◆ **Exercise brief**:
Search the material below for the string "reales" and extract each line that has it.

◆ **The input**:
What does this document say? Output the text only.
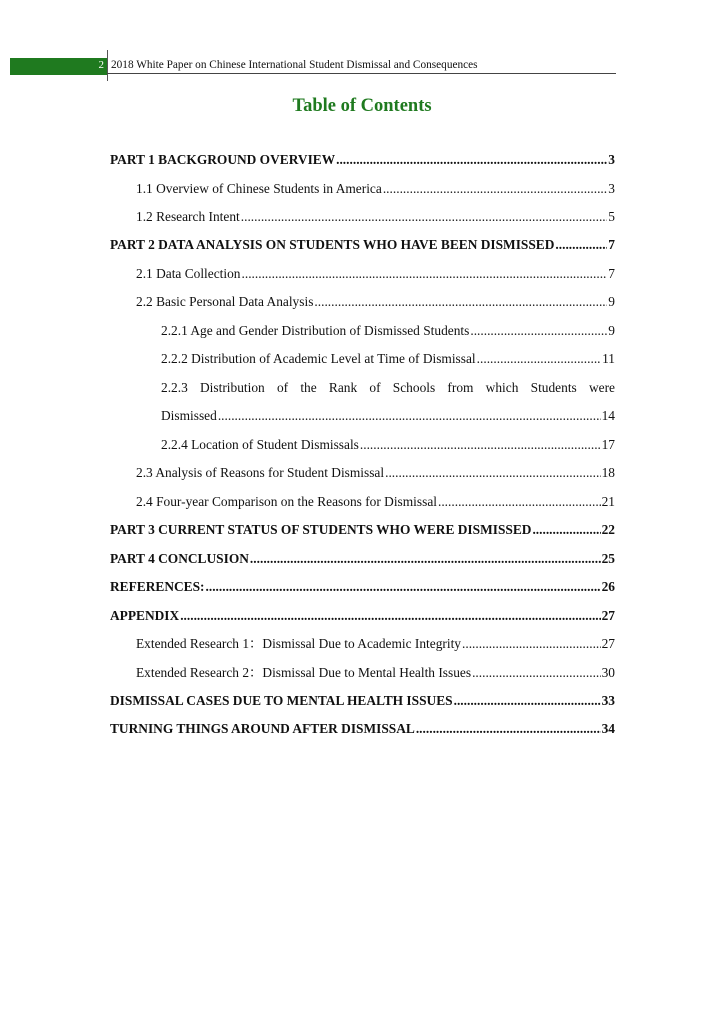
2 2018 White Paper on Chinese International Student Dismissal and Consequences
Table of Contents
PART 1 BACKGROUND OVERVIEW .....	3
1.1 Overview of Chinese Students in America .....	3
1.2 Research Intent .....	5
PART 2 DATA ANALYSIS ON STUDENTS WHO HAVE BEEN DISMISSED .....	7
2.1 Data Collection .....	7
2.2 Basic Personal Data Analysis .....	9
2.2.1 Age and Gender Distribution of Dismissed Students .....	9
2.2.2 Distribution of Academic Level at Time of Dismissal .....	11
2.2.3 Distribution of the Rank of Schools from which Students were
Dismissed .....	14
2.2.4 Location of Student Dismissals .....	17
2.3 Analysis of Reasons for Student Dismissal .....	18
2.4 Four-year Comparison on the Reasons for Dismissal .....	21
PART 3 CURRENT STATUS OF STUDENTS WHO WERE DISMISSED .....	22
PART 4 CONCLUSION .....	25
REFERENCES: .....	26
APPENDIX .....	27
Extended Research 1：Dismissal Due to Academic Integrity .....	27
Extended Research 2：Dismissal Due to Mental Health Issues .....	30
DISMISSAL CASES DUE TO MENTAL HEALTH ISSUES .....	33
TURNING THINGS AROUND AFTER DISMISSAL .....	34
---
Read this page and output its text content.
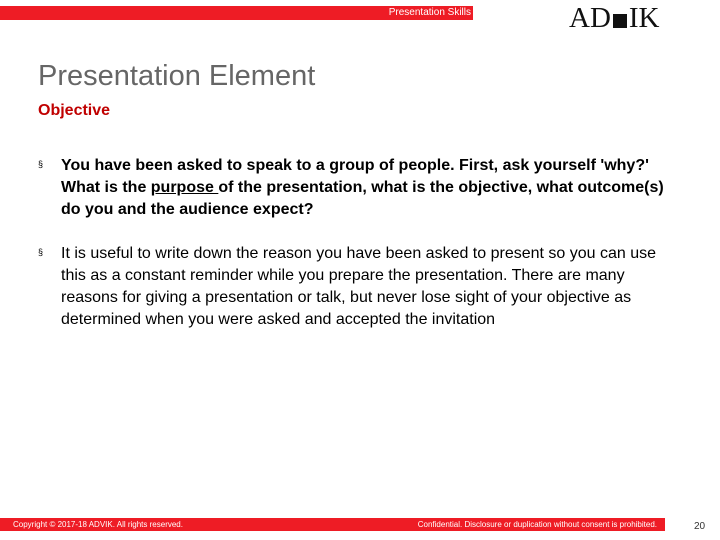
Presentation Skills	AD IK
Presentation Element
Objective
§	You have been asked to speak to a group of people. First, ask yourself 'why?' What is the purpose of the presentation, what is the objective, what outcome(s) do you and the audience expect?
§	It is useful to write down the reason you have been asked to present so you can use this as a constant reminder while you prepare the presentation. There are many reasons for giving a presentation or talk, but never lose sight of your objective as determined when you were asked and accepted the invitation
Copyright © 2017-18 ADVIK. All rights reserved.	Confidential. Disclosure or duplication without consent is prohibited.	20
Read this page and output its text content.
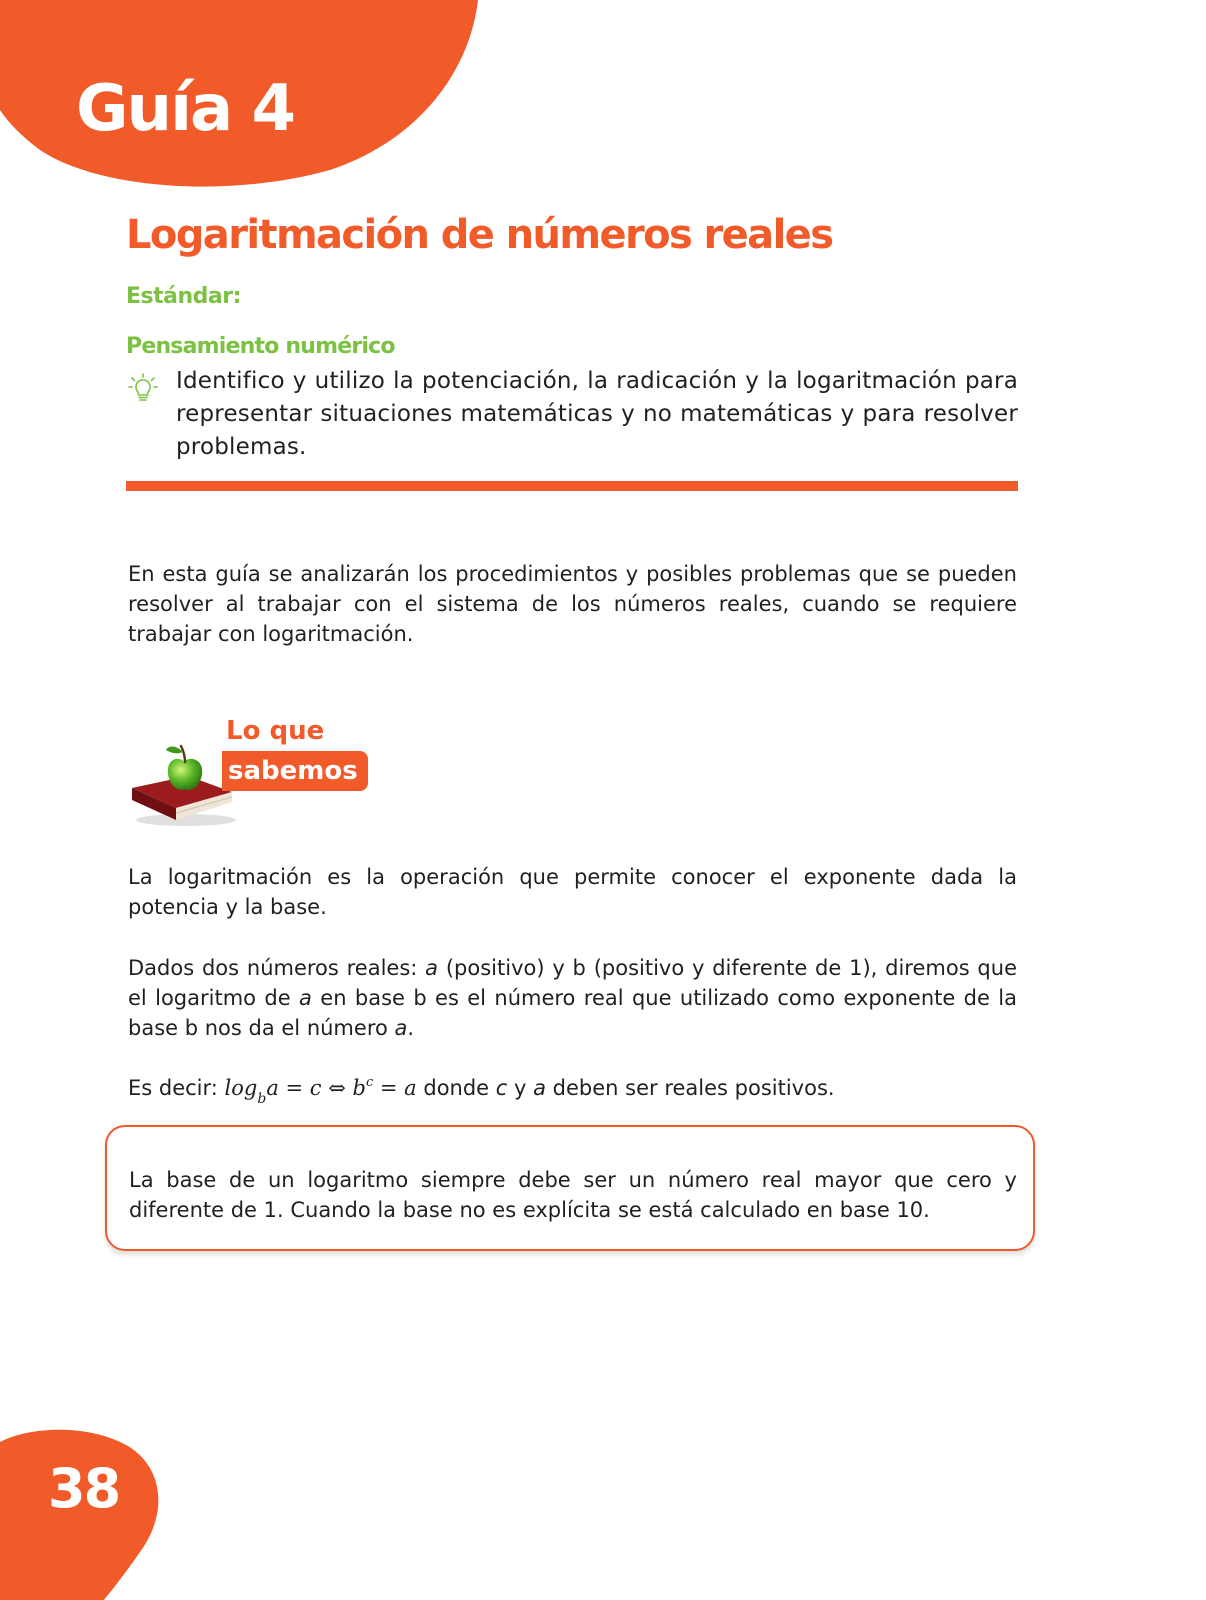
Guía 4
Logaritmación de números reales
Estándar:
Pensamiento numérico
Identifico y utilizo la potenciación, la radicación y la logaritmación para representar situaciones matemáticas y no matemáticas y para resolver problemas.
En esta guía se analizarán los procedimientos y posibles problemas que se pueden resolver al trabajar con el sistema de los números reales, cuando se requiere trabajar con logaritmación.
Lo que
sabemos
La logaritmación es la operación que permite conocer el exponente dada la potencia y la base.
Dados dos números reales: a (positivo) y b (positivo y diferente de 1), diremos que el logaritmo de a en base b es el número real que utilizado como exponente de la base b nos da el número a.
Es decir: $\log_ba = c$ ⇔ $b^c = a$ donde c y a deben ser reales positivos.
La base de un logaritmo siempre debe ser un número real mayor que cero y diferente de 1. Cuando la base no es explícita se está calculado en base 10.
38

◆ **Final result**:
Logaritmación de números reales
En esta guía se analizarán los procedimientos y posibles problemas que se pueden resolver al trabajar con el sistema de los números reales, cuando se requiere trabajar con logaritmación.
Dados dos números reales: a (positivo) y b (positivo y diferente de 1), diremos que el logaritmo de a en base b es el número real que utilizado como exponente de la base b nos da el número a.
Es decir: $\log_ba = c$ ⇔ $b^c = a$ donde c y a deben ser reales positivos.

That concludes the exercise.